[Short exercise]
Below are some records. Count the lines with "JSON" in them and give nothing but the total.

[Provided data]
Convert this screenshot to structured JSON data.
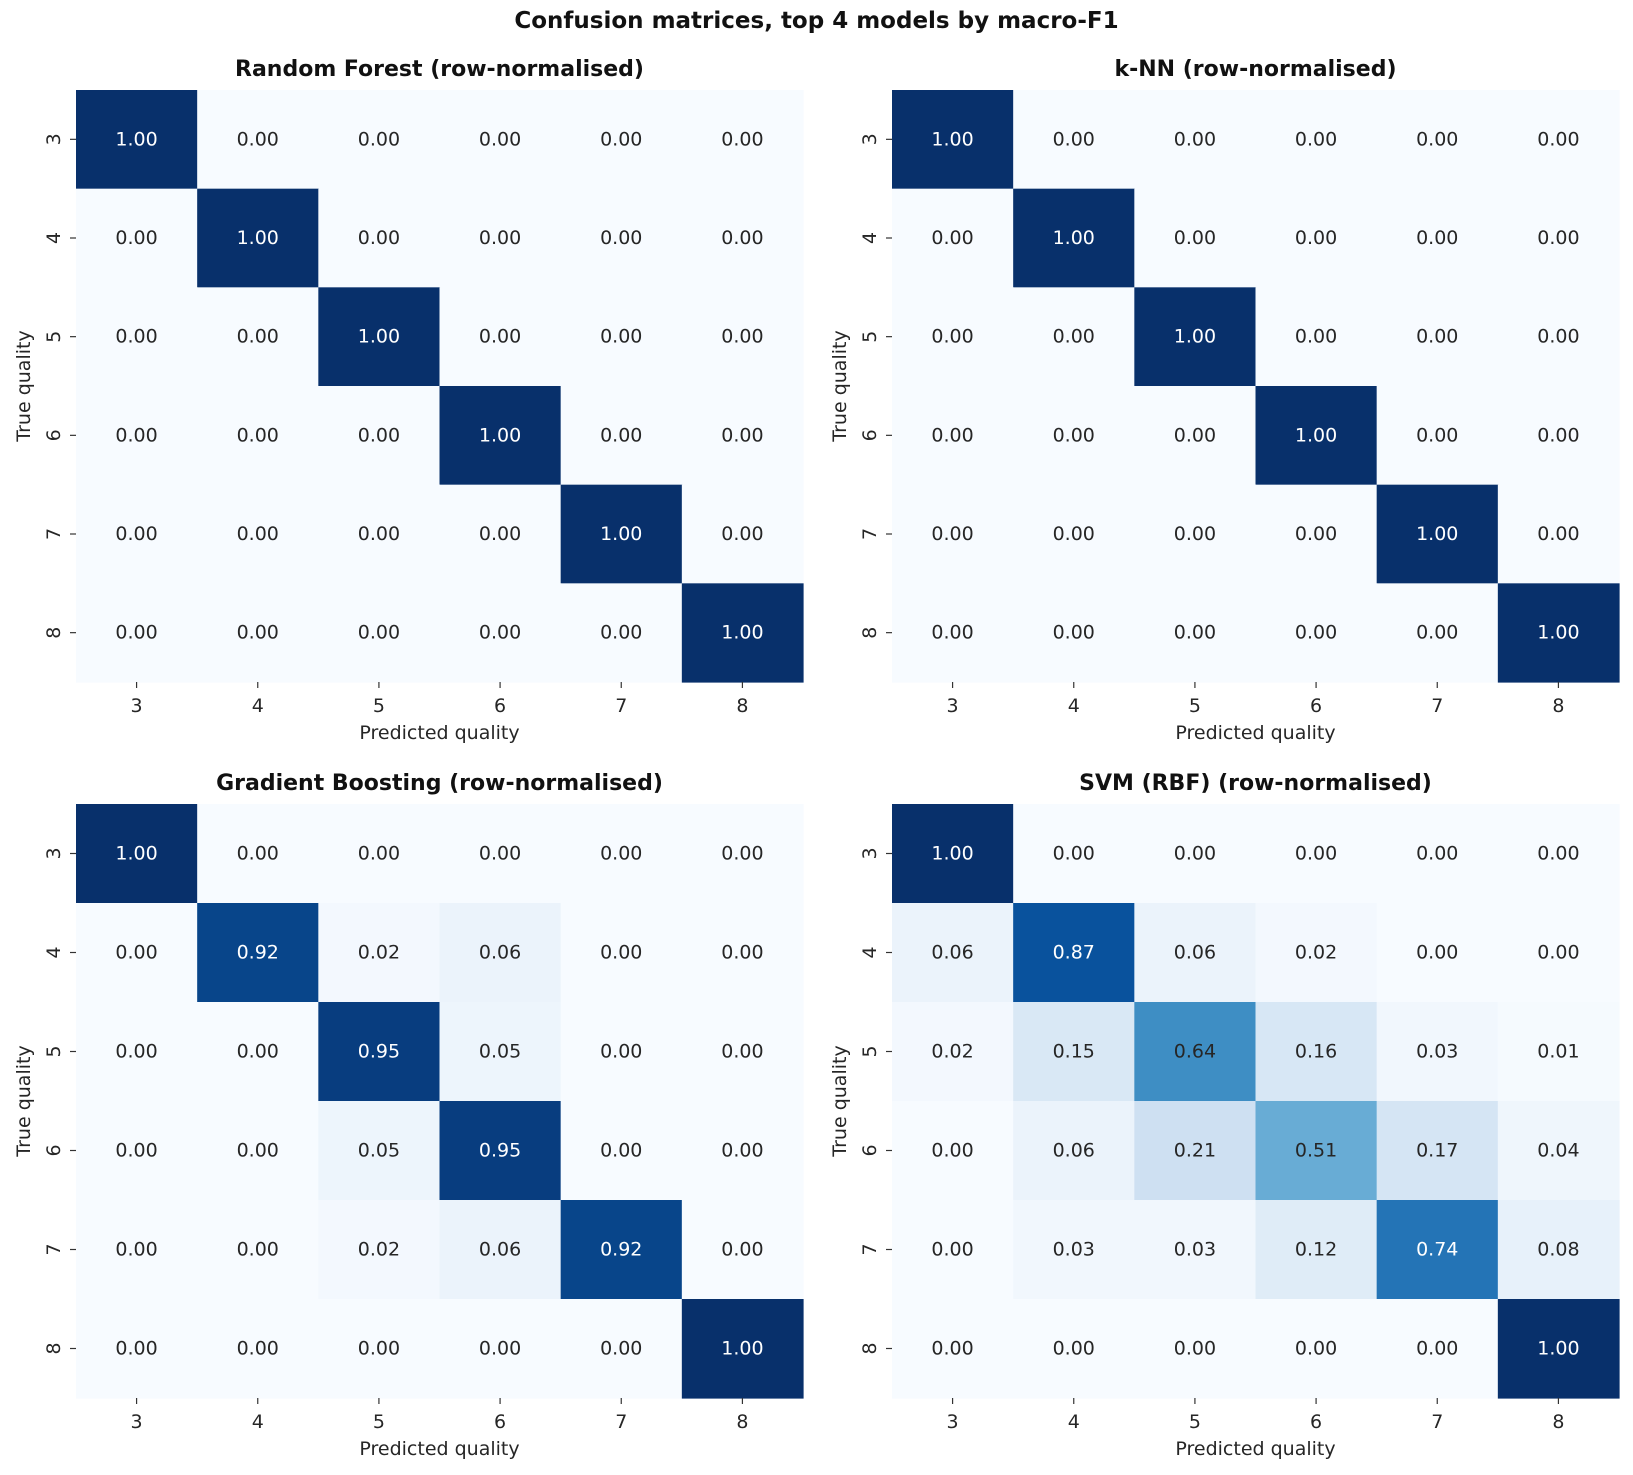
{
  "figure": {
    "suptitle": "Confusion matrices, top 4 models by macro-F1"
  },
  "chart_data": [
    {
      "type": "heatmap",
      "title": "Random Forest  (row-normalised)",
      "xlabel": "Predicted quality",
      "ylabel": "True quality",
      "x_categories": [
        "3",
        "4",
        "5",
        "6",
        "7",
        "8"
      ],
      "y_categories": [
        "3",
        "4",
        "5",
        "6",
        "7",
        "8"
      ],
      "colormap": "Blues",
      "vmin": 0,
      "vmax": 1,
      "values": [
        [
          1.0,
          0.0,
          0.0,
          0.0,
          0.0,
          0.0
        ],
        [
          0.0,
          1.0,
          0.0,
          0.0,
          0.0,
          0.0
        ],
        [
          0.0,
          0.0,
          1.0,
          0.0,
          0.0,
          0.0
        ],
        [
          0.0,
          0.0,
          0.0,
          1.0,
          0.0,
          0.0
        ],
        [
          0.0,
          0.0,
          0.0,
          0.0,
          1.0,
          0.0
        ],
        [
          0.0,
          0.0,
          0.0,
          0.0,
          0.0,
          1.0
        ]
      ]
    },
    {
      "type": "heatmap",
      "title": "k-NN  (row-normalised)",
      "xlabel": "Predicted quality",
      "ylabel": "True quality",
      "x_categories": [
        "3",
        "4",
        "5",
        "6",
        "7",
        "8"
      ],
      "y_categories": [
        "3",
        "4",
        "5",
        "6",
        "7",
        "8"
      ],
      "colormap": "Blues",
      "vmin": 0,
      "vmax": 1,
      "values": [
        [
          1.0,
          0.0,
          0.0,
          0.0,
          0.0,
          0.0
        ],
        [
          0.0,
          1.0,
          0.0,
          0.0,
          0.0,
          0.0
        ],
        [
          0.0,
          0.0,
          1.0,
          0.0,
          0.0,
          0.0
        ],
        [
          0.0,
          0.0,
          0.0,
          1.0,
          0.0,
          0.0
        ],
        [
          0.0,
          0.0,
          0.0,
          0.0,
          1.0,
          0.0
        ],
        [
          0.0,
          0.0,
          0.0,
          0.0,
          0.0,
          1.0
        ]
      ]
    },
    {
      "type": "heatmap",
      "title": "Gradient Boosting  (row-normalised)",
      "xlabel": "Predicted quality",
      "ylabel": "True quality",
      "x_categories": [
        "3",
        "4",
        "5",
        "6",
        "7",
        "8"
      ],
      "y_categories": [
        "3",
        "4",
        "5",
        "6",
        "7",
        "8"
      ],
      "colormap": "Blues",
      "vmin": 0,
      "vmax": 1,
      "values": [
        [
          1.0,
          0.0,
          0.0,
          0.0,
          0.0,
          0.0
        ],
        [
          0.0,
          0.92,
          0.02,
          0.06,
          0.0,
          0.0
        ],
        [
          0.0,
          0.0,
          0.95,
          0.05,
          0.0,
          0.0
        ],
        [
          0.0,
          0.0,
          0.05,
          0.95,
          0.0,
          0.0
        ],
        [
          0.0,
          0.0,
          0.02,
          0.06,
          0.92,
          0.0
        ],
        [
          0.0,
          0.0,
          0.0,
          0.0,
          0.0,
          1.0
        ]
      ]
    },
    {
      "type": "heatmap",
      "title": "SVM (RBF)  (row-normalised)",
      "xlabel": "Predicted quality",
      "ylabel": "True quality",
      "x_categories": [
        "3",
        "4",
        "5",
        "6",
        "7",
        "8"
      ],
      "y_categories": [
        "3",
        "4",
        "5",
        "6",
        "7",
        "8"
      ],
      "colormap": "Blues",
      "vmin": 0,
      "vmax": 1,
      "values": [
        [
          1.0,
          0.0,
          0.0,
          0.0,
          0.0,
          0.0
        ],
        [
          0.06,
          0.87,
          0.06,
          0.02,
          0.0,
          0.0
        ],
        [
          0.02,
          0.15,
          0.64,
          0.16,
          0.03,
          0.01
        ],
        [
          0.0,
          0.06,
          0.21,
          0.51,
          0.17,
          0.04
        ],
        [
          0.0,
          0.03,
          0.03,
          0.12,
          0.74,
          0.08
        ],
        [
          0.0,
          0.0,
          0.0,
          0.0,
          0.0,
          1.0
        ]
      ]
    }
  ]
}
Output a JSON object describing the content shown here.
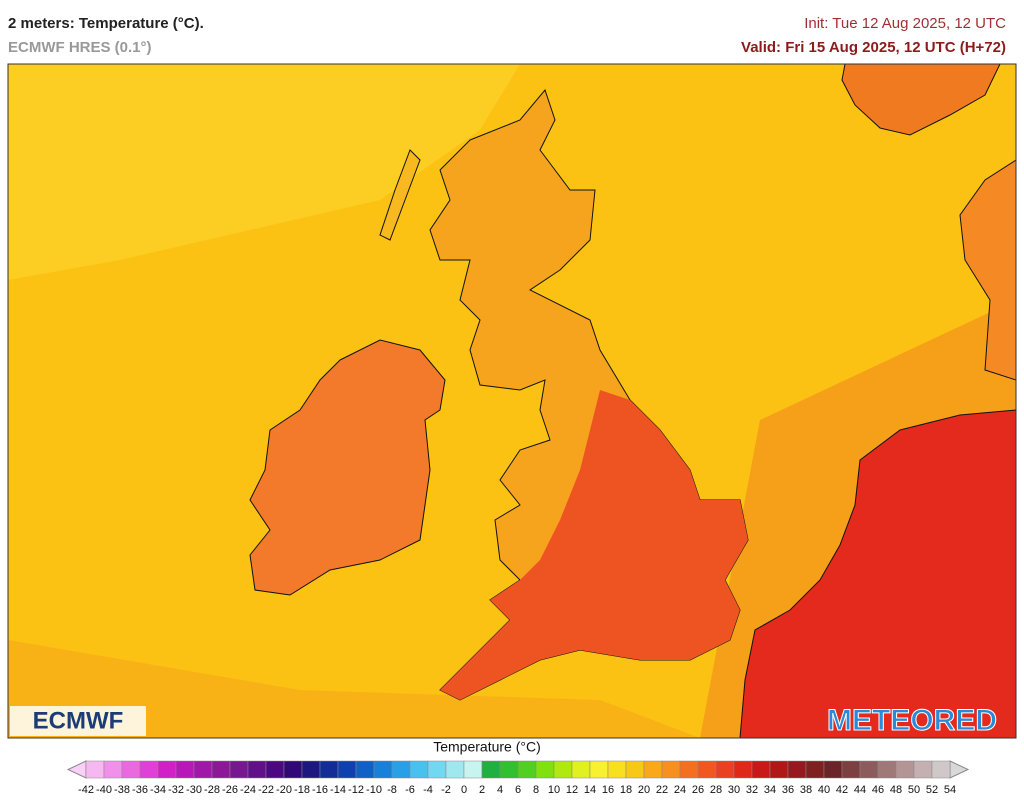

[Task output]
2